- [EXERCISE DESCRIPTION]: Without skipping anything, write out each record below exactly.

- [RECORD EXCERPTS]:
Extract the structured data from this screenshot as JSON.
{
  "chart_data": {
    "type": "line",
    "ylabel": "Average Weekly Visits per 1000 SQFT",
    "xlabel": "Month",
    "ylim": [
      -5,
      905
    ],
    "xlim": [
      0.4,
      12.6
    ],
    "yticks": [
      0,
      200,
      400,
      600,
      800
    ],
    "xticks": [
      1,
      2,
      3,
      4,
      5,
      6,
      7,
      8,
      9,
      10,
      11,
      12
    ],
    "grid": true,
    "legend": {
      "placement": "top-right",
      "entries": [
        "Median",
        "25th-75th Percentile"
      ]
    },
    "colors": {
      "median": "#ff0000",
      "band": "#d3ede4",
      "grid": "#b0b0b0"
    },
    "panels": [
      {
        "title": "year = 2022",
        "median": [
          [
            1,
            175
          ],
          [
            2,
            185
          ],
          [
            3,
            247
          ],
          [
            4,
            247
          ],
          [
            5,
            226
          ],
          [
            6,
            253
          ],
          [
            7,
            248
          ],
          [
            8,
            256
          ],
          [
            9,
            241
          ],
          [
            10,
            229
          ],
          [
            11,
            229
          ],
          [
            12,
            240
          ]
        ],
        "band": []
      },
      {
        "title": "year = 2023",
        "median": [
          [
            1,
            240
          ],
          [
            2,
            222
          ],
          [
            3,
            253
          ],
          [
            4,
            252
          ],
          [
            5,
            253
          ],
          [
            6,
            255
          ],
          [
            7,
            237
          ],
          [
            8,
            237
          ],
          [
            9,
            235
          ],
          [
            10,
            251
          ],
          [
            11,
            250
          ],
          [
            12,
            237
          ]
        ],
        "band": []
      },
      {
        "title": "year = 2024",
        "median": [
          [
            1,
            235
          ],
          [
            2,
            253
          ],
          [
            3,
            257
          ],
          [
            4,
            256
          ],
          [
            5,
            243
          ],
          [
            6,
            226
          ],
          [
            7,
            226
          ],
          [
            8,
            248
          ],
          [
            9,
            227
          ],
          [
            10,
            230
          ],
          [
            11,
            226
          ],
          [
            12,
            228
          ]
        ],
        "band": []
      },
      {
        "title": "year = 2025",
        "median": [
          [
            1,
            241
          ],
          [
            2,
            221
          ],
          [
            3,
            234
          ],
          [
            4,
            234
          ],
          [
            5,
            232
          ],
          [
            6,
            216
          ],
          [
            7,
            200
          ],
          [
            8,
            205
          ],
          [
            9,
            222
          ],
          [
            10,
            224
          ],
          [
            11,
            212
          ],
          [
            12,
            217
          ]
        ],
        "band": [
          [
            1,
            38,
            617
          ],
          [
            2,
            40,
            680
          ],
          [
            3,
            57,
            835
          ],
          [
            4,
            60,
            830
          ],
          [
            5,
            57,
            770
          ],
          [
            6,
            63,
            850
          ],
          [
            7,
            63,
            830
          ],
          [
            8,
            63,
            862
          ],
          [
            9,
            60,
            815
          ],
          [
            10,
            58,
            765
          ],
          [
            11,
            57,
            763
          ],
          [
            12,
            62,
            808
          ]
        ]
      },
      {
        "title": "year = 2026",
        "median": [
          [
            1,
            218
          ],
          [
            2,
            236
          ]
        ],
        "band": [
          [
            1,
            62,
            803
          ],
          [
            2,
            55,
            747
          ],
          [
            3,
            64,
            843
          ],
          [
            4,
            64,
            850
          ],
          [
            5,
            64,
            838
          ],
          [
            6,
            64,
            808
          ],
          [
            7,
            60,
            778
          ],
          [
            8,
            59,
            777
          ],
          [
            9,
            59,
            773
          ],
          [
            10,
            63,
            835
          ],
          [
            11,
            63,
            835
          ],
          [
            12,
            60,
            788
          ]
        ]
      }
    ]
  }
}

- [EXERCISE RESPONSE]:
Extract the structured data from this screenshot as JSON.
{
  "chart_data": {
    "type": "line",
    "ylabel": "Average Weekly Visits per 1000 SQFT",
    "xlabel": "Month",
    "ylim": [
      -5,
      905
    ],
    "xlim": [
      0.4,
      12.6
    ],
    "yticks": [
      0,
      200,
      400,
      600,
      800
    ],
    "xticks": [
      1,
      2,
      3,
      4,
      5,
      6,
      7,
      8,
      9,
      10,
      11,
      12
    ],
    "grid": true,
    "legend": {
      "placement": "top-right",
      "entries": [
        "Median",
        "25th-75th Percentile"
      ]
    },
    "colors": {
      "median": "#ff0000",
      "band": "#d3ede4",
      "grid": "#b0b0b0"
    },
    "panels": [
      {
        "title": "year = 2022",
        "median": [
          [
            1,
            175
          ],
          [
            2,
            185
          ],
          [
            3,
            247
          ],
          [
            4,
            247
          ],
          [
            5,
            226
          ],
          [
            6,
            253
          ],
          [
            7,
            248
          ],
          [
            8,
            256
          ],
          [
            9,
            241
          ],
          [
            10,
            229
          ],
          [
            11,
            229
          ],
          [
            12,
            240
          ]
        ],
        "band": []
      },
      {
        "title": "year = 2023",
        "median": [
          [
            1,
            240
          ],
          [
            2,
            222
          ],
          [
            3,
            253
          ],
          [
            4,
            252
          ],
          [
            5,
            253
          ],
          [
            6,
            255
          ],
          [
            7,
            237
          ],
          [
            8,
            237
          ],
          [
            9,
            235
          ],
          [
            10,
            251
          ],
          [
            11,
            250
          ],
          [
            12,
            237
          ]
        ],
        "band": []
      },
      {
        "title": "year = 2024",
        "median": [
          [
            1,
            235
          ],
          [
            2,
            253
          ],
          [
            3,
            257
          ],
          [
            4,
            256
          ],
          [
            5,
            243
          ],
          [
            6,
            226
          ],
          [
            7,
            226
          ],
          [
            8,
            248
          ],
          [
            9,
            227
          ],
          [
            10,
            230
          ],
          [
            11,
            226
          ],
          [
            12,
            228
          ]
        ],
        "band": []
      },
      {
        "title": "year = 2025",
        "median": [
          [
            1,
            241
          ],
          [
            2,
            221
          ],
          [
            3,
            234
          ],
          [
            4,
            234
          ],
          [
            5,
            232
          ],
          [
            6,
            216
          ],
          [
            7,
            200
          ],
          [
            8,
            205
          ],
          [
            9,
            222
          ],
          [
            10,
            224
          ],
          [
            11,
            212
          ],
          [
            12,
            217
          ]
        ],
        "band": [
          [
            1,
            38,
            617
          ],
          [
            2,
            40,
            680
          ],
          [
            3,
            57,
            835
          ],
          [
            4,
            60,
            830
          ],
          [
            5,
            57,
            770
          ],
          [
            6,
            63,
            850
          ],
          [
            7,
            63,
            830
          ],
          [
            8,
            63,
            862
          ],
          [
            9,
            60,
            815
          ],
          [
            10,
            58,
            765
          ],
          [
            11,
            57,
            763
          ],
          [
            12,
            62,
            808
          ]
        ]
      },
      {
        "title": "year = 2026",
        "median": [
          [
            1,
            218
          ],
          [
            2,
            236
          ]
        ],
        "band": [
          [
            1,
            62,
            803
          ],
          [
            2,
            55,
            747
          ],
          [
            3,
            64,
            843
          ],
          [
            4,
            64,
            850
          ],
          [
            5,
            64,
            838
          ],
          [
            6,
            64,
            808
          ],
          [
            7,
            60,
            778
          ],
          [
            8,
            59,
            777
          ],
          [
            9,
            59,
            773
          ],
          [
            10,
            63,
            835
          ],
          [
            11,
            63,
            835
          ],
          [
            12,
            60,
            788
          ]
        ]
      }
    ]
  }
}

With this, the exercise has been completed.